## begin

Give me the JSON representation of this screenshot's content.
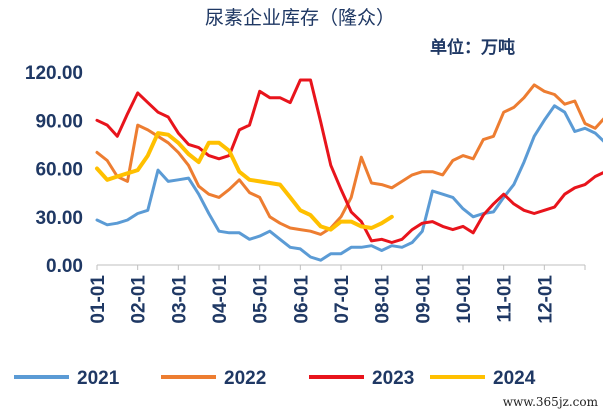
{
  "chart_data": {
    "type": "line",
    "title": "尿素企业库存（隆众）",
    "unit_label": "单位：万吨",
    "ylim": [
      0,
      120
    ],
    "yticks": [
      "0.00",
      "30.00",
      "60.00",
      "90.00",
      "120.00"
    ],
    "categories": [
      "01-01",
      "02-01",
      "03-01",
      "04-01",
      "05-01",
      "06-01",
      "07-01",
      "08-01",
      "09-01",
      "10-01",
      "11-01",
      "12-01"
    ],
    "legend_position": "bottom",
    "series": [
      {
        "name": "2021",
        "color": "#5b9bd5",
        "values": [
          [
            0.0,
            28
          ],
          [
            0.25,
            25
          ],
          [
            0.5,
            26
          ],
          [
            0.75,
            28
          ],
          [
            1.0,
            32
          ],
          [
            1.25,
            34
          ],
          [
            1.5,
            59
          ],
          [
            1.75,
            52
          ],
          [
            2.0,
            53
          ],
          [
            2.25,
            54
          ],
          [
            2.5,
            44
          ],
          [
            2.75,
            32
          ],
          [
            3.0,
            21
          ],
          [
            3.25,
            20
          ],
          [
            3.5,
            20
          ],
          [
            3.75,
            16
          ],
          [
            4.0,
            18
          ],
          [
            4.25,
            21
          ],
          [
            4.5,
            16
          ],
          [
            4.75,
            11
          ],
          [
            5.0,
            10
          ],
          [
            5.25,
            5
          ],
          [
            5.5,
            3
          ],
          [
            5.75,
            7
          ],
          [
            6.0,
            7
          ],
          [
            6.25,
            11
          ],
          [
            6.5,
            11
          ],
          [
            6.75,
            12
          ],
          [
            7.0,
            9
          ],
          [
            7.25,
            12
          ],
          [
            7.5,
            11
          ],
          [
            7.75,
            14
          ],
          [
            8.0,
            21
          ],
          [
            8.25,
            46
          ],
          [
            8.5,
            44
          ],
          [
            8.75,
            42
          ],
          [
            9.0,
            35
          ],
          [
            9.25,
            30
          ],
          [
            9.5,
            32
          ],
          [
            9.75,
            33
          ],
          [
            10.0,
            42
          ],
          [
            10.25,
            50
          ],
          [
            10.5,
            64
          ],
          [
            10.75,
            80
          ],
          [
            11.0,
            90
          ],
          [
            11.25,
            99
          ],
          [
            11.5,
            95
          ],
          [
            11.75,
            83
          ],
          [
            12.0,
            85
          ],
          [
            12.25,
            82
          ],
          [
            12.5,
            76
          ],
          [
            12.75,
            72
          ]
        ]
      },
      {
        "name": "2022",
        "color": "#ed7d31",
        "values": [
          [
            0.0,
            70
          ],
          [
            0.25,
            65
          ],
          [
            0.5,
            55
          ],
          [
            0.75,
            52
          ],
          [
            1.0,
            87
          ],
          [
            1.25,
            84
          ],
          [
            1.5,
            80
          ],
          [
            1.75,
            76
          ],
          [
            2.0,
            70
          ],
          [
            2.25,
            62
          ],
          [
            2.5,
            49
          ],
          [
            2.75,
            44
          ],
          [
            3.0,
            42
          ],
          [
            3.25,
            47
          ],
          [
            3.5,
            53
          ],
          [
            3.75,
            45
          ],
          [
            4.0,
            42
          ],
          [
            4.25,
            30
          ],
          [
            4.5,
            26
          ],
          [
            4.75,
            23
          ],
          [
            5.0,
            22
          ],
          [
            5.25,
            21
          ],
          [
            5.5,
            19
          ],
          [
            5.75,
            23
          ],
          [
            6.0,
            30
          ],
          [
            6.25,
            42
          ],
          [
            6.5,
            67
          ],
          [
            6.75,
            51
          ],
          [
            7.0,
            50
          ],
          [
            7.25,
            48
          ],
          [
            7.5,
            52
          ],
          [
            7.75,
            56
          ],
          [
            8.0,
            58
          ],
          [
            8.25,
            58
          ],
          [
            8.5,
            56
          ],
          [
            8.75,
            65
          ],
          [
            9.0,
            68
          ],
          [
            9.25,
            66
          ],
          [
            9.5,
            78
          ],
          [
            9.75,
            80
          ],
          [
            10.0,
            95
          ],
          [
            10.25,
            98
          ],
          [
            10.5,
            104
          ],
          [
            10.75,
            112
          ],
          [
            11.0,
            108
          ],
          [
            11.25,
            106
          ],
          [
            11.5,
            100
          ],
          [
            11.75,
            102
          ],
          [
            12.0,
            88
          ],
          [
            12.25,
            85
          ],
          [
            12.5,
            92
          ]
        ]
      },
      {
        "name": "2023",
        "color": "#e8141c",
        "values": [
          [
            0.0,
            90
          ],
          [
            0.25,
            87
          ],
          [
            0.5,
            80
          ],
          [
            0.75,
            94
          ],
          [
            1.0,
            107
          ],
          [
            1.25,
            101
          ],
          [
            1.5,
            95
          ],
          [
            1.75,
            92
          ],
          [
            2.0,
            82
          ],
          [
            2.25,
            75
          ],
          [
            2.5,
            73
          ],
          [
            2.75,
            68
          ],
          [
            3.0,
            66
          ],
          [
            3.25,
            68
          ],
          [
            3.5,
            84
          ],
          [
            3.75,
            87
          ],
          [
            4.0,
            108
          ],
          [
            4.25,
            104
          ],
          [
            4.5,
            104
          ],
          [
            4.75,
            101
          ],
          [
            5.0,
            115
          ],
          [
            5.25,
            115
          ],
          [
            5.5,
            89
          ],
          [
            5.75,
            62
          ],
          [
            6.0,
            47
          ],
          [
            6.25,
            33
          ],
          [
            6.5,
            27
          ],
          [
            6.75,
            15
          ],
          [
            7.0,
            16
          ],
          [
            7.25,
            14
          ],
          [
            7.5,
            16
          ],
          [
            7.75,
            22
          ],
          [
            8.0,
            26
          ],
          [
            8.25,
            27
          ],
          [
            8.5,
            24
          ],
          [
            8.75,
            22
          ],
          [
            9.0,
            24
          ],
          [
            9.25,
            20
          ],
          [
            9.5,
            31
          ],
          [
            9.75,
            38
          ],
          [
            10.0,
            44
          ],
          [
            10.25,
            38
          ],
          [
            10.5,
            34
          ],
          [
            10.75,
            32
          ],
          [
            11.0,
            34
          ],
          [
            11.25,
            36
          ],
          [
            11.5,
            44
          ],
          [
            11.75,
            48
          ],
          [
            12.0,
            50
          ],
          [
            12.25,
            55
          ],
          [
            12.5,
            58
          ],
          [
            12.75,
            64
          ]
        ]
      },
      {
        "name": "2024",
        "color": "#ffc000",
        "values": [
          [
            0.0,
            60
          ],
          [
            0.25,
            53
          ],
          [
            0.5,
            55
          ],
          [
            0.75,
            57
          ],
          [
            1.0,
            59
          ],
          [
            1.25,
            68
          ],
          [
            1.5,
            82
          ],
          [
            1.75,
            81
          ],
          [
            2.0,
            76
          ],
          [
            2.25,
            69
          ],
          [
            2.5,
            64
          ],
          [
            2.75,
            76
          ],
          [
            3.0,
            76
          ],
          [
            3.25,
            71
          ],
          [
            3.5,
            58
          ],
          [
            3.75,
            53
          ],
          [
            4.0,
            52
          ],
          [
            4.25,
            51
          ],
          [
            4.5,
            50
          ],
          [
            4.75,
            42
          ],
          [
            5.0,
            34
          ],
          [
            5.25,
            31
          ],
          [
            5.5,
            24
          ],
          [
            5.75,
            22
          ],
          [
            6.0,
            27
          ],
          [
            6.25,
            27
          ],
          [
            6.5,
            24
          ],
          [
            6.75,
            23
          ],
          [
            7.0,
            26
          ],
          [
            7.25,
            30
          ]
        ]
      }
    ]
  },
  "watermark": "www.365jz.com"
}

## end

» Exercise brief:
Above are records; say how many of their lines contain the word "name", giving only the number.

» Answer for this exercise:
4